• **What this task involves**: Each entry that follows must be output without any deviation.

[Excerpt from a dataset]

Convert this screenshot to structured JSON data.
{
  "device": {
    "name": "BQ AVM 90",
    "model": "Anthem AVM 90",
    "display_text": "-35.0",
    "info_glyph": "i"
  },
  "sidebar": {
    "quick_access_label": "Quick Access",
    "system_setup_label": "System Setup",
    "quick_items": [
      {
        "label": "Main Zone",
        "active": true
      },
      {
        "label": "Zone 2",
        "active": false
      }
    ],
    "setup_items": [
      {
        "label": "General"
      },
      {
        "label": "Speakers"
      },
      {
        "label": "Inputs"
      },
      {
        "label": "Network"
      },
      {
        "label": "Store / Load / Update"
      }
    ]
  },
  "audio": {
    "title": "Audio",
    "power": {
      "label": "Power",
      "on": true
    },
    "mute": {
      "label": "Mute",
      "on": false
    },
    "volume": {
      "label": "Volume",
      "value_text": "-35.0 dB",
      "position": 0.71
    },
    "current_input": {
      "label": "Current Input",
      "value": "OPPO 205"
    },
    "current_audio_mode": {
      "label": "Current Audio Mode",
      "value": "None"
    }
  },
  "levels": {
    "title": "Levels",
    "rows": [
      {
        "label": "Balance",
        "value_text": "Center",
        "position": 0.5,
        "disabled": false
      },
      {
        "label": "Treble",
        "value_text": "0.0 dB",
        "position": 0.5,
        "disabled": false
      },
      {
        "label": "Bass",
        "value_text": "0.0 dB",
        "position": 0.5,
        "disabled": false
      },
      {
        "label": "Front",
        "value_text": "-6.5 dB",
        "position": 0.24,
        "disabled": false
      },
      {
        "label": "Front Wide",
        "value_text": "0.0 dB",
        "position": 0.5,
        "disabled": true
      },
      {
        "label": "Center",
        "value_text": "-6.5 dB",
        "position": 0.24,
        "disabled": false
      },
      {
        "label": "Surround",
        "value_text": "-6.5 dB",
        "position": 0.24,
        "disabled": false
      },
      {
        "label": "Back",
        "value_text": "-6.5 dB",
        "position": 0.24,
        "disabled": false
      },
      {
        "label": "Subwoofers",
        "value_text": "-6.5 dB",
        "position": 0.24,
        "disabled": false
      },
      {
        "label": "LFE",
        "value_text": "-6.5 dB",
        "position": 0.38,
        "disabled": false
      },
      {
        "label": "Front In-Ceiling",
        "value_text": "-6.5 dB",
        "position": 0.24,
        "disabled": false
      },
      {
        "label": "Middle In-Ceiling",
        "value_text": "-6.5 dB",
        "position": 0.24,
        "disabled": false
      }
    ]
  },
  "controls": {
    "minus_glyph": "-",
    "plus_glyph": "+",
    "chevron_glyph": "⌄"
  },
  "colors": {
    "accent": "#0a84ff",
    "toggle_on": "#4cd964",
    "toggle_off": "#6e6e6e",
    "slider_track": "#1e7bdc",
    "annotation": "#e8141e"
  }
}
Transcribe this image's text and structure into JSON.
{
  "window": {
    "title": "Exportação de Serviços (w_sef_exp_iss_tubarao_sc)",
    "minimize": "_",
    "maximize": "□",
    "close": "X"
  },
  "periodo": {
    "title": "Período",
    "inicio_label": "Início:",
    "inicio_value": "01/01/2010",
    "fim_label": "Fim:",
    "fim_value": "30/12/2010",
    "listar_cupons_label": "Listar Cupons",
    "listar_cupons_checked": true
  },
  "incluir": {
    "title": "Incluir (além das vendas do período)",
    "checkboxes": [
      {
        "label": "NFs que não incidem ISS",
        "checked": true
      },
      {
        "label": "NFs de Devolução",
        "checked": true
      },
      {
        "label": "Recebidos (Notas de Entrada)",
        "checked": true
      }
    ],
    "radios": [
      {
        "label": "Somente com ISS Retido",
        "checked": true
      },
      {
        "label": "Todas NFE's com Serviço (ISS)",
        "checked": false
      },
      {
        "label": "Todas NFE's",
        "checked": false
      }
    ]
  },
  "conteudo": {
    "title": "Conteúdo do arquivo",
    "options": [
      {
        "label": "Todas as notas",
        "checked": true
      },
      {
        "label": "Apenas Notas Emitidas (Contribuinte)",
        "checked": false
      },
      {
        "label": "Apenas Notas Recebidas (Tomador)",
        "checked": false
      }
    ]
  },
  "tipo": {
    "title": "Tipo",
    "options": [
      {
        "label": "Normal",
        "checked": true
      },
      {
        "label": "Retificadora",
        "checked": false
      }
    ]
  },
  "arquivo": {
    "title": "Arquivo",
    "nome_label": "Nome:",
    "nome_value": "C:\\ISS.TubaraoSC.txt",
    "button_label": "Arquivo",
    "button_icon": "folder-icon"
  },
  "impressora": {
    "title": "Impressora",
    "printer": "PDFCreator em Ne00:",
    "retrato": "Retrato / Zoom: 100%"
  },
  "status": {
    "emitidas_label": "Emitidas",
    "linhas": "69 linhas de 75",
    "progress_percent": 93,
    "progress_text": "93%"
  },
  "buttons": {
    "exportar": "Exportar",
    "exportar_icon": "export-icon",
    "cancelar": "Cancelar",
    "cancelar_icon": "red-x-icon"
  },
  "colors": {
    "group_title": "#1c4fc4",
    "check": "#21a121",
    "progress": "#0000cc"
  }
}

• **Finished answer**:
Convert this screenshot to structured JSON data.
{
  "device": {
    "name": "BQ AVM 90",
    "model": "Anthem AVM 90",
    "display_text": "-35.0",
    "info_glyph": "i"
  },
  "sidebar": {
    "quick_access_label": "Quick Access",
    "system_setup_label": "System Setup",
    "quick_items": [
      {
        "label": "Main Zone",
        "active": true
      },
      {
        "label": "Zone 2",
        "active": false
      }
    ],
    "setup_items": [
      {
        "label": "General"
      },
      {
        "label": "Speakers"
      },
      {
        "label": "Inputs"
      },
      {
        "label": "Network"
      },
      {
        "label": "Store / Load / Update"
      }
    ]
  },
  "audio": {
    "title": "Audio",
    "power": {
      "label": "Power",
      "on": true
    },
    "mute": {
      "label": "Mute",
      "on": false
    },
    "volume": {
      "label": "Volume",
      "value_text": "-35.0 dB",
      "position": 0.71
    },
    "current_input": {
      "label": "Current Input",
      "value": "OPPO 205"
    },
    "current_audio_mode": {
      "label": "Current Audio Mode",
      "value": "None"
    }
  },
  "levels": {
    "title": "Levels",
    "rows": [
      {
        "label": "Balance",
        "value_text": "Center",
        "position": 0.5,
        "disabled": false
      },
      {
        "label": "Treble",
        "value_text": "0.0 dB",
        "position": 0.5,
        "disabled": false
      },
      {
        "label": "Bass",
        "value_text": "0.0 dB",
        "position": 0.5,
        "disabled": false
      },
      {
        "label": "Front",
        "value_text": "-6.5 dB",
        "position": 0.24,
        "disabled": false
      },
      {
        "label": "Front Wide",
        "value_text": "0.0 dB",
        "position": 0.5,
        "disabled": true
      },
      {
        "label": "Center",
        "value_text": "-6.5 dB",
        "position": 0.24,
        "disabled": false
      },
      {
        "label": "Surround",
        "value_text": "-6.5 dB",
        "position": 0.24,
        "disabled": false
      },
      {
        "label": "Back",
        "value_text": "-6.5 dB",
        "position": 0.24,
        "disabled": false
      },
      {
        "label": "Subwoofers",
        "value_text": "-6.5 dB",
        "position": 0.24,
        "disabled": false
      },
      {
        "label": "LFE",
        "value_text": "-6.5 dB",
        "position": 0.38,
        "disabled": false
      },
      {
        "label": "Front In-Ceiling",
        "value_text": "-6.5 dB",
        "position": 0.24,
        "disabled": false
      },
      {
        "label": "Middle In-Ceiling",
        "value_text": "-6.5 dB",
        "position": 0.24,
        "disabled": false
      }
    ]
  },
  "controls": {
    "minus_glyph": "-",
    "plus_glyph": "+",
    "chevron_glyph": "⌄"
  },
  "colors": {
    "accent": "#0a84ff",
    "toggle_on": "#4cd964",
    "toggle_off": "#6e6e6e",
    "slider_track": "#1e7bdc",
    "annotation": "#e8141e"
  }
}
Transcribe this image's text and structure into JSON.
{
  "window": {
    "title": "Exportação de Serviços (w_sef_exp_iss_tubarao_sc)",
    "minimize": "_",
    "maximize": "□",
    "close": "X"
  },
  "periodo": {
    "title": "Período",
    "inicio_label": "Início:",
    "inicio_value": "01/01/2010",
    "fim_label": "Fim:",
    "fim_value": "30/12/2010",
    "listar_cupons_label": "Listar Cupons",
    "listar_cupons_checked": true
  },
  "incluir": {
    "title": "Incluir (além das vendas do período)",
    "checkboxes": [
      {
        "label": "NFs que não incidem ISS",
        "checked": true
      },
      {
        "label": "NFs de Devolução",
        "checked": true
      },
      {
        "label": "Recebidos (Notas de Entrada)",
        "checked": true
      }
    ],
    "radios": [
      {
        "label": "Somente com ISS Retido",
        "checked": true
      },
      {
        "label": "Todas NFE's com Serviço (ISS)",
        "checked": false
      },
      {
        "label": "Todas NFE's",
        "checked": false
      }
    ]
  },
  "conteudo": {
    "title": "Conteúdo do arquivo",
    "options": [
      {
        "label": "Todas as notas",
        "checked": true
      },
      {
        "label": "Apenas Notas Emitidas (Contribuinte)",
        "checked": false
      },
      {
        "label": "Apenas Notas Recebidas (Tomador)",
        "checked": false
      }
    ]
  },
  "tipo": {
    "title": "Tipo",
    "options": [
      {
        "label": "Normal",
        "checked": true
      },
      {
        "label": "Retificadora",
        "checked": false
      }
    ]
  },
  "arquivo": {
    "title": "Arquivo",
    "nome_label": "Nome:",
    "nome_value": "C:\\ISS.TubaraoSC.txt",
    "button_label": "Arquivo",
    "button_icon": "folder-icon"
  },
  "impressora": {
    "title": "Impressora",
    "printer": "PDFCreator em Ne00:",
    "retrato": "Retrato / Zoom: 100%"
  },
  "status": {
    "emitidas_label": "Emitidas",
    "linhas": "69 linhas de 75",
    "progress_percent": 93,
    "progress_text": "93%"
  },
  "buttons": {
    "exportar": "Exportar",
    "exportar_icon": "export-icon",
    "cancelar": "Cancelar",
    "cancelar_icon": "red-x-icon"
  },
  "colors": {
    "group_title": "#1c4fc4",
    "check": "#21a121",
    "progress": "#0000cc"
  }
}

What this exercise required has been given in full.